• [GIVEN REQUEST]
Output all of the data below exactly as given.

# # #

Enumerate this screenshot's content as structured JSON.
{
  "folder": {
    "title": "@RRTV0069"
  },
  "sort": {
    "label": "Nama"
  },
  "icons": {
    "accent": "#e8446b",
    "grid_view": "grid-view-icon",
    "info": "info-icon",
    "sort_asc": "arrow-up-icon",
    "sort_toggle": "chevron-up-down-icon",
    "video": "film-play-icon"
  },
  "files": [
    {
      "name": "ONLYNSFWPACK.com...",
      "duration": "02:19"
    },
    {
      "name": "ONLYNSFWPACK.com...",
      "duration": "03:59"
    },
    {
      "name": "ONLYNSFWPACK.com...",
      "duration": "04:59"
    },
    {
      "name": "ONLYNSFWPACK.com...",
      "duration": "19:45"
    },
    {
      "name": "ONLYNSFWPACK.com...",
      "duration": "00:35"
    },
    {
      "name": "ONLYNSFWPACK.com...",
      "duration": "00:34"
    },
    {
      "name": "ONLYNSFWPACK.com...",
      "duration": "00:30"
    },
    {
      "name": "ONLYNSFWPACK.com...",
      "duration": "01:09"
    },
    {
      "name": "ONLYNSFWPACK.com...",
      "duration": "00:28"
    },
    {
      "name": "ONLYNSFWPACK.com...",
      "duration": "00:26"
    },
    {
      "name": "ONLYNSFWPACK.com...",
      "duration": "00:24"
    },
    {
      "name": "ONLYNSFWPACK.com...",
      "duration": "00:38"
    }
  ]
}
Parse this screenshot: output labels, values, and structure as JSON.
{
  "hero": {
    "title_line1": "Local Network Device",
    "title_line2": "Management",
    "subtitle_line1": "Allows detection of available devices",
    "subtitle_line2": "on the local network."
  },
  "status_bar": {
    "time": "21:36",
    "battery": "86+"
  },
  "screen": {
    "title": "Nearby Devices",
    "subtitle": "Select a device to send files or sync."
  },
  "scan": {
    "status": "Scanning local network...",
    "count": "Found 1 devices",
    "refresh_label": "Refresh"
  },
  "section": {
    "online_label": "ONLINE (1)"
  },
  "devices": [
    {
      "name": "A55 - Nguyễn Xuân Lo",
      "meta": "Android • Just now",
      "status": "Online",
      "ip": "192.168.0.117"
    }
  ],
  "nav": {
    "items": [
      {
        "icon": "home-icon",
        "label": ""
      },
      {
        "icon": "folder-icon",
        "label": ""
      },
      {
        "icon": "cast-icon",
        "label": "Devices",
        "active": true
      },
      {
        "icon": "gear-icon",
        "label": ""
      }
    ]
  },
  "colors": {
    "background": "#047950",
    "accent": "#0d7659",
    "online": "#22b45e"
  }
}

# # #

• [TASK OUTPUT]
Enumerate this screenshot's content as structured JSON.
{
  "folder": {
    "title": "@RRTV0069"
  },
  "sort": {
    "label": "Nama"
  },
  "icons": {
    "accent": "#e8446b",
    "grid_view": "grid-view-icon",
    "info": "info-icon",
    "sort_asc": "arrow-up-icon",
    "sort_toggle": "chevron-up-down-icon",
    "video": "film-play-icon"
  },
  "files": [
    {
      "name": "ONLYNSFWPACK.com...",
      "duration": "02:19"
    },
    {
      "name": "ONLYNSFWPACK.com...",
      "duration": "03:59"
    },
    {
      "name": "ONLYNSFWPACK.com...",
      "duration": "04:59"
    },
    {
      "name": "ONLYNSFWPACK.com...",
      "duration": "19:45"
    },
    {
      "name": "ONLYNSFWPACK.com...",
      "duration": "00:35"
    },
    {
      "name": "ONLYNSFWPACK.com...",
      "duration": "00:34"
    },
    {
      "name": "ONLYNSFWPACK.com...",
      "duration": "00:30"
    },
    {
      "name": "ONLYNSFWPACK.com...",
      "duration": "01:09"
    },
    {
      "name": "ONLYNSFWPACK.com...",
      "duration": "00:28"
    },
    {
      "name": "ONLYNSFWPACK.com...",
      "duration": "00:26"
    },
    {
      "name": "ONLYNSFWPACK.com...",
      "duration": "00:24"
    },
    {
      "name": "ONLYNSFWPACK.com...",
      "duration": "00:38"
    }
  ]
}
Parse this screenshot: output labels, values, and structure as JSON.
{
  "hero": {
    "title_line1": "Local Network Device",
    "title_line2": "Management",
    "subtitle_line1": "Allows detection of available devices",
    "subtitle_line2": "on the local network."
  },
  "status_bar": {
    "time": "21:36",
    "battery": "86+"
  },
  "screen": {
    "title": "Nearby Devices",
    "subtitle": "Select a device to send files or sync."
  },
  "scan": {
    "status": "Scanning local network...",
    "count": "Found 1 devices",
    "refresh_label": "Refresh"
  },
  "section": {
    "online_label": "ONLINE (1)"
  },
  "devices": [
    {
      "name": "A55 - Nguyễn Xuân Lo",
      "meta": "Android • Just now",
      "status": "Online",
      "ip": "192.168.0.117"
    }
  ],
  "nav": {
    "items": [
      {
        "icon": "home-icon",
        "label": ""
      },
      {
        "icon": "folder-icon",
        "label": ""
      },
      {
        "icon": "cast-icon",
        "label": "Devices",
        "active": true
      },
      {
        "icon": "gear-icon",
        "label": ""
      }
    ]
  },
  "colors": {
    "background": "#047950",
    "accent": "#0d7659",
    "online": "#22b45e"
  }
}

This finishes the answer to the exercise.